= Task to complete =
All entries should be output exactly as they stand.

[Raw records]
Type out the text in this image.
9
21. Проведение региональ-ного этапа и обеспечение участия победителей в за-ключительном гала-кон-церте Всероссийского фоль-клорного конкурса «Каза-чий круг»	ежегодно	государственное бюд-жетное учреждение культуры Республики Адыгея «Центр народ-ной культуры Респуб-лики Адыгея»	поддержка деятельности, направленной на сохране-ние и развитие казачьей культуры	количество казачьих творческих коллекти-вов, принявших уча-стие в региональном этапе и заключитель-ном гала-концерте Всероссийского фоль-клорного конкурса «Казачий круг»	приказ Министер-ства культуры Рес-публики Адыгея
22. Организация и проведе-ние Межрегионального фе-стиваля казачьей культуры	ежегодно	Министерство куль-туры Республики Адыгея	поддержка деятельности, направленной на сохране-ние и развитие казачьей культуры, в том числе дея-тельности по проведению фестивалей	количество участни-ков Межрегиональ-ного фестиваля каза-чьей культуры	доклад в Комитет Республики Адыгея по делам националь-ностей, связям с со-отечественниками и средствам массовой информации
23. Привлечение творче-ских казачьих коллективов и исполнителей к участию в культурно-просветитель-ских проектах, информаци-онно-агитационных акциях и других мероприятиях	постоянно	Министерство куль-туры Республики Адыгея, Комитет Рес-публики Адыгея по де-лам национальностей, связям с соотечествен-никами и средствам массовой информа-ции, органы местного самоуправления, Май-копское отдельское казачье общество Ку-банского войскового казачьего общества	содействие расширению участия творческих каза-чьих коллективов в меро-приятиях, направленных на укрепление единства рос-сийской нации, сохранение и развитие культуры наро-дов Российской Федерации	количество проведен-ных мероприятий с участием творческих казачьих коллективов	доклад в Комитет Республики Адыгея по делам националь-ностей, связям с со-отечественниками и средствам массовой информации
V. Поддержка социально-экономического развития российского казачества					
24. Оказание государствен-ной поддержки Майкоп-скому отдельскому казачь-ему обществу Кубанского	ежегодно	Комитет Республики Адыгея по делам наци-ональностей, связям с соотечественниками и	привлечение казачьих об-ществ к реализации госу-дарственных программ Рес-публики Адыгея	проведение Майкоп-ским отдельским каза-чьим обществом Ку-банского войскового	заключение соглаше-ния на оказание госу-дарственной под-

= Expected answer =
Type out the text in this image.
9
21. Проведение региональ-ного этапа и обеспечение участия победителей в за-ключительном гала-кон-церте Всероссийского фоль-клорного конкурса «Каза-чий круг»	ежегодно	государственное бюд-жетное учреждение культуры Республики Адыгея «Центр народ-ной культуры Респуб-лики Адыгея»	поддержка деятельности, направленной на сохране-ние и развитие казачьей культуры	количество казачьих творческих коллекти-вов, принявших уча-стие в региональном этапе и заключитель-ном гала-концерте Всероссийского фоль-клорного конкурса «Казачий круг»	приказ Министер-ства культуры Рес-публики Адыгея
22. Организация и проведе-ние Межрегионального фе-стиваля казачьей культуры	ежегодно	Министерство куль-туры Республики Адыгея	поддержка деятельности, направленной на сохране-ние и развитие казачьей культуры, в том числе дея-тельности по проведению фестивалей	количество участни-ков Межрегиональ-ного фестиваля каза-чьей культуры	доклад в Комитет Республики Адыгея по делам националь-ностей, связям с со-отечественниками и средствам массовой информации
23. Привлечение творче-ских казачьих коллективов и исполнителей к участию в культурно-просветитель-ских проектах, информаци-онно-агитационных акциях и других мероприятиях	постоянно	Министерство куль-туры Республики Адыгея, Комитет Рес-публики Адыгея по де-лам национальностей, связям с соотечествен-никами и средствам массовой информа-ции, органы местного самоуправления, Май-копское отдельское казачье общество Ку-банского войскового казачьего общества	содействие расширению участия творческих каза-чьих коллективов в меро-приятиях, направленных на укрепление единства рос-сийской нации, сохранение и развитие культуры наро-дов Российской Федерации	количество проведен-ных мероприятий с участием творческих казачьих коллективов	доклад в Комитет Республики Адыгея по делам националь-ностей, связям с со-отечественниками и средствам массовой информации
V. Поддержка социально-экономического развития российского казачества					
24. Оказание государствен-ной поддержки Майкоп-скому отдельскому казачь-ему обществу Кубанского	ежегодно	Комитет Республики Адыгея по делам наци-ональностей, связям с соотечественниками и	привлечение казачьих об-ществ к реализации госу-дарственных программ Рес-публики Адыгея	проведение Майкоп-ским отдельским каза-чьим обществом Ку-банского войскового	заключение соглаше-ния на оказание госу-дарственной под-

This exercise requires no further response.